— Task requirements —
Below is a listing to write out in full, exactly as given, without its pictures.

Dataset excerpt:
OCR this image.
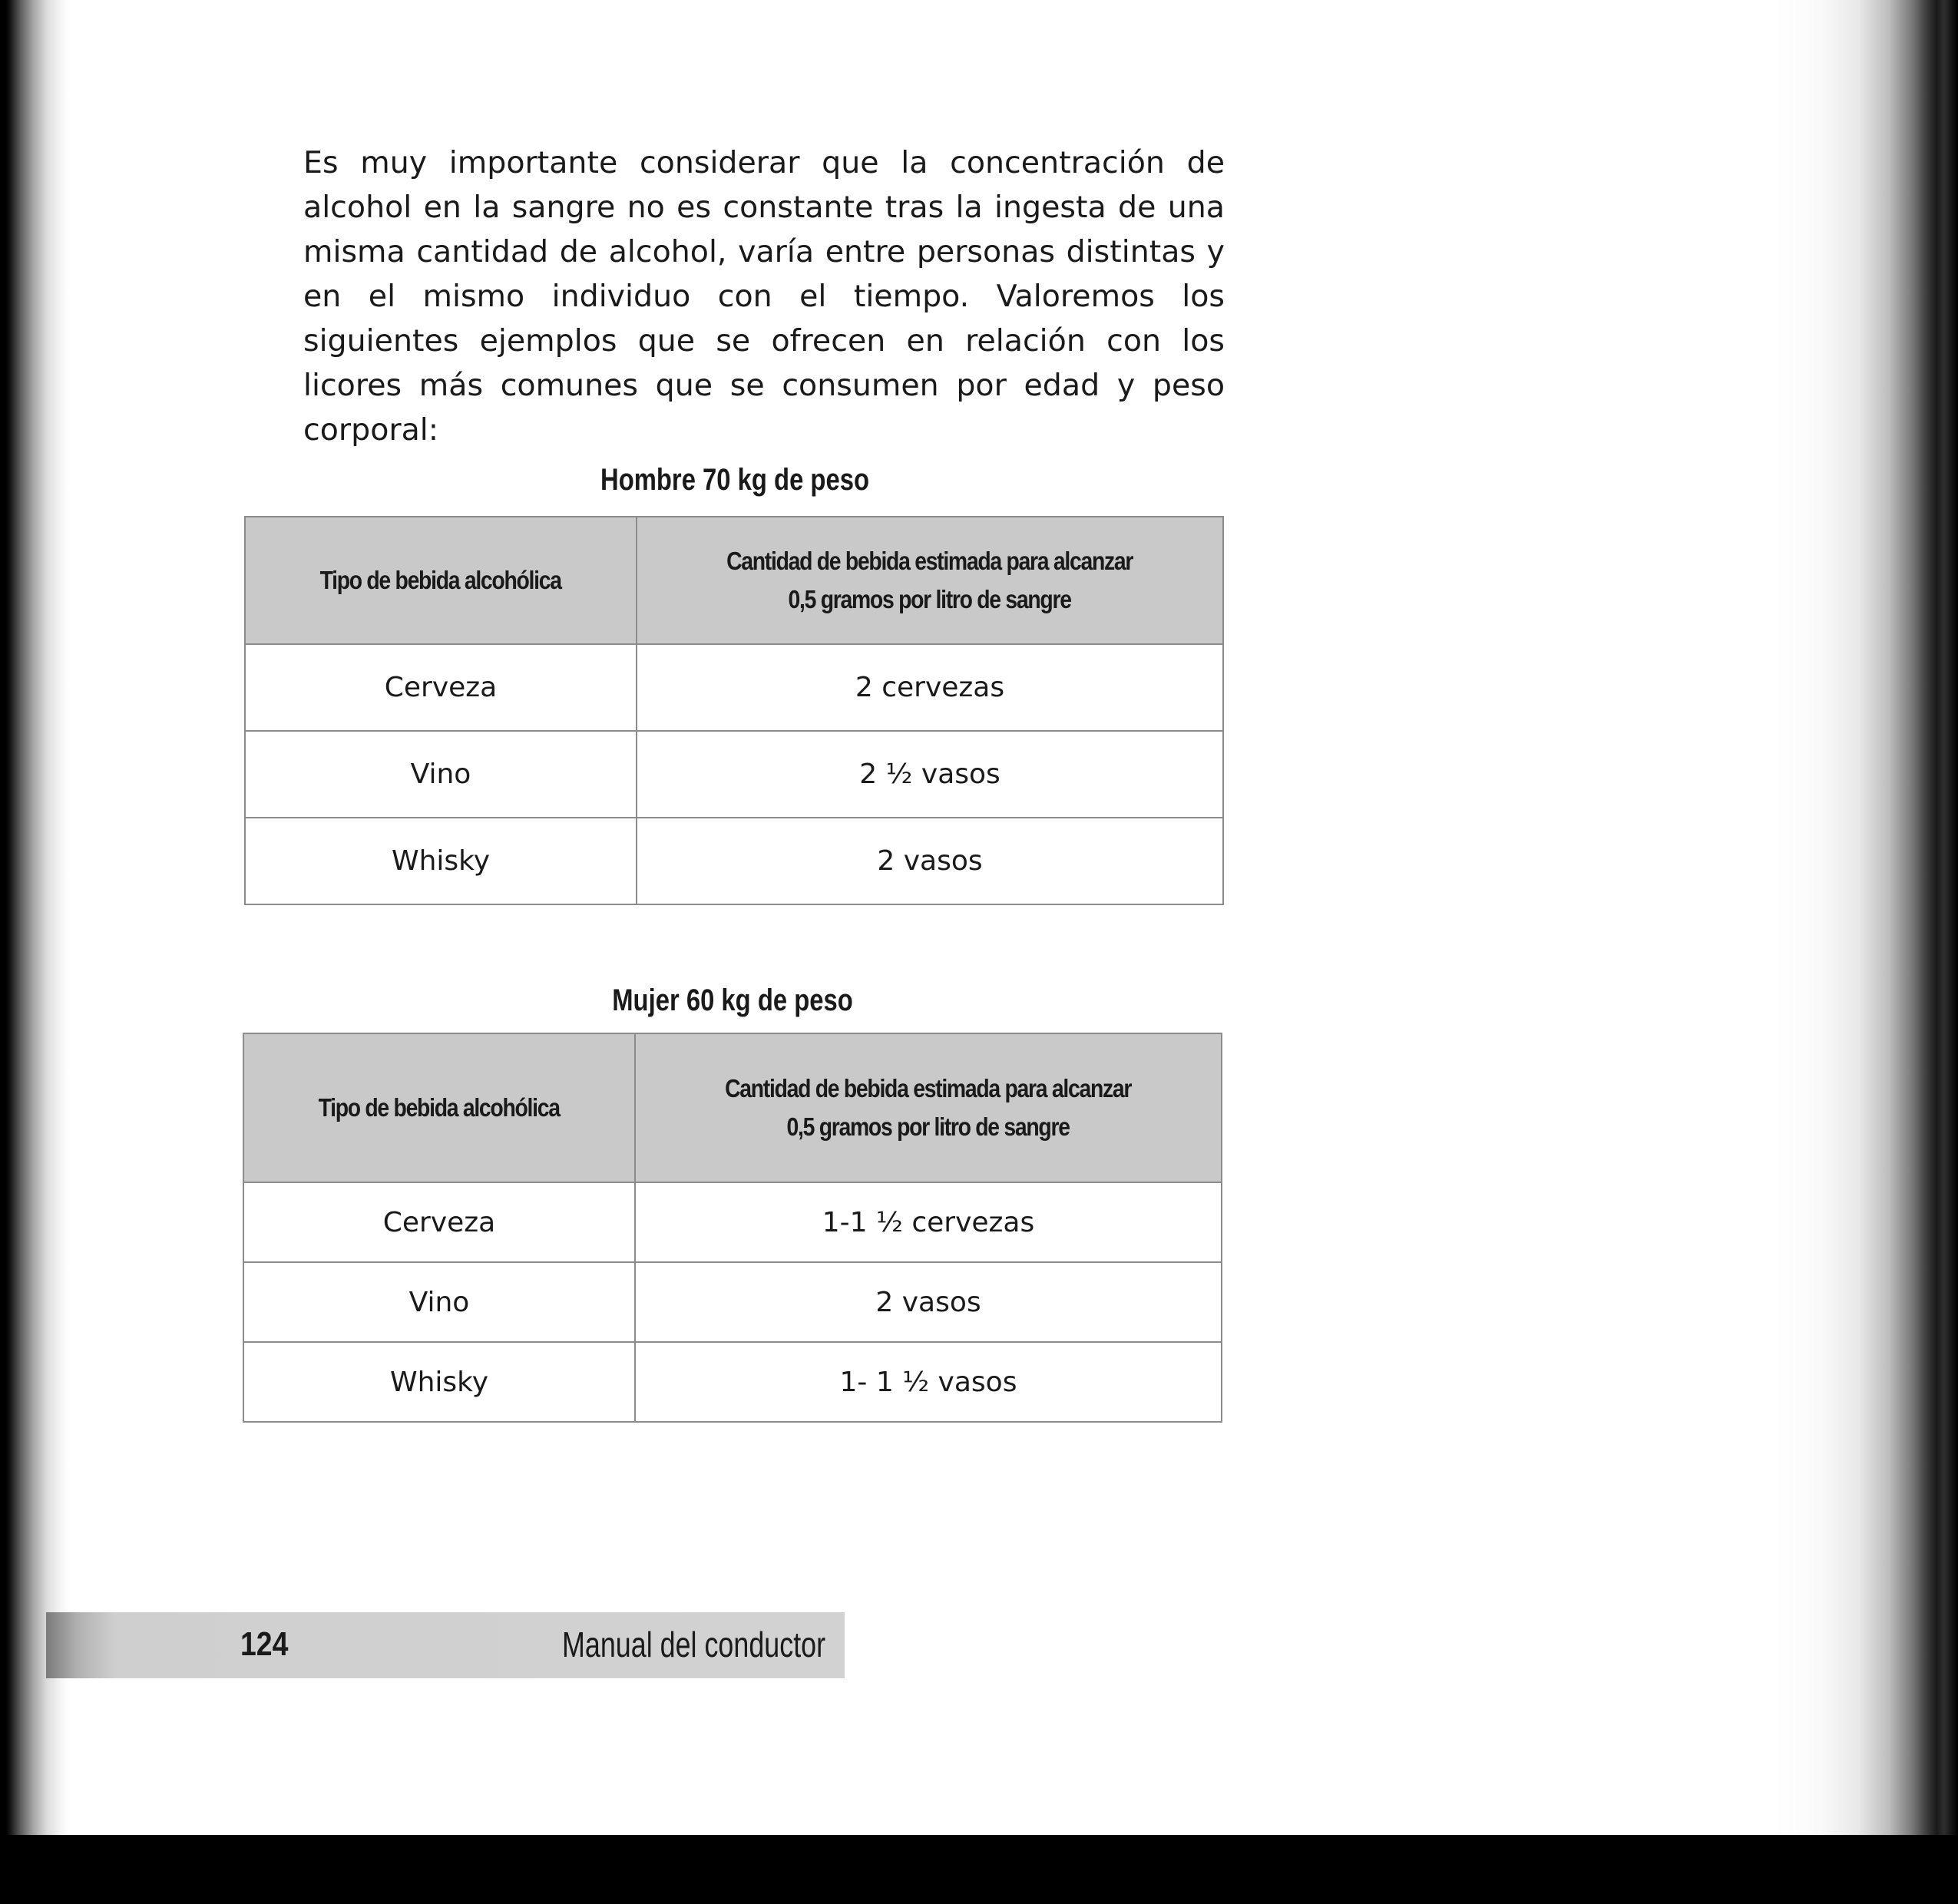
Es muy importante considerar que la concentración de alcohol en la sangre no es constante tras la ingesta de una misma cantidad de alcohol, varía entre personas distintas y en el mismo individuo con el tiempo. Valoremos los siguientes ejemplos que se ofrecen en relación con los licores más comunes que se consumen por edad y peso corporal:

Hombre 70 kg de peso
Tipo de bebida alcohólica	Cantidad de bebida estimada para alcanzar
0,5 gramos por litro de sangre
Cerveza	2 cervezas
Vino	2 ½ vasos
Whisky	2 vasos
Mujer 60 kg de peso
Tipo de bebida alcohólica	Cantidad de bebida estimada para alcanzar
0,5 gramos por litro de sangre
Cerveza	1-1 ½ cervezas
Vino	2 vasos
Whisky	1- 1 ½ vasos
124	Manual del conductor
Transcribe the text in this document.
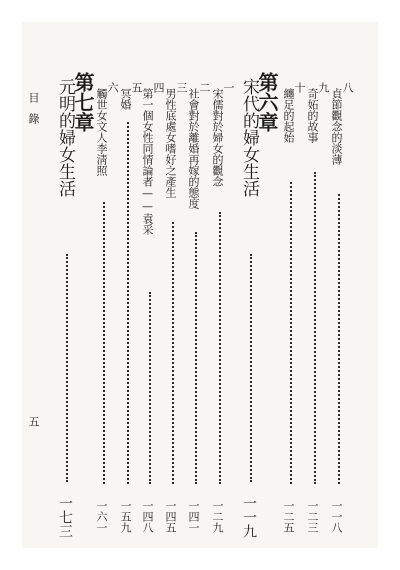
八
貞節觀念的淡薄
一一八
九
奇妬的故事
一二三
十
纏足的起始
一二五
第六章
宋代的婦女生活
一一九
一
宋儒對於婦女的觀念
一二九
二
社會對於離婚再嫁的態度
一四一
三
男性底處女嗜好之產生
一四五
四
第一個女性同情論者——袁采
一四八
五
冥婚
一五九
六
觸世女文人李淸照
一六一
第七章
元明的婦女生活
一七三
目錄
五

— Solution for this problem —
OCR this image.
Es muy importante considerar que la concentración de alcohol en la sangre no es constante tras la ingesta de una misma cantidad de alcohol, varía entre personas distintas y en el mismo individuo con el tiempo. Valoremos los siguientes ejemplos que se ofrecen en relación con los licores más comunes que se consumen por edad y peso corporal:

Hombre 70 kg de peso
Tipo de bebida alcohólica	Cantidad de bebida estimada para alcanzar
0,5 gramos por litro de sangre
Cerveza	2 cervezas
Vino	2 ½ vasos
Whisky	2 vasos
Mujer 60 kg de peso
Tipo de bebida alcohólica	Cantidad de bebida estimada para alcanzar
0,5 gramos por litro de sangre
Cerveza	1-1 ½ cervezas
Vino	2 vasos
Whisky	1- 1 ½ vasos
124	Manual del conductor
Transcribe the text in this document.
八
貞節觀念的淡薄
一一八
九
奇妬的故事
一二三
十
纏足的起始
一二五
第六章
宋代的婦女生活
一一九
一
宋儒對於婦女的觀念
一二九
二
社會對於離婚再嫁的態度
一四一
三
男性底處女嗜好之產生
一四五
四
第一個女性同情論者——袁采
一四八
五
冥婚
一五九
六
觸世女文人李淸照
一六一
第七章
元明的婦女生活
一七三
目錄
五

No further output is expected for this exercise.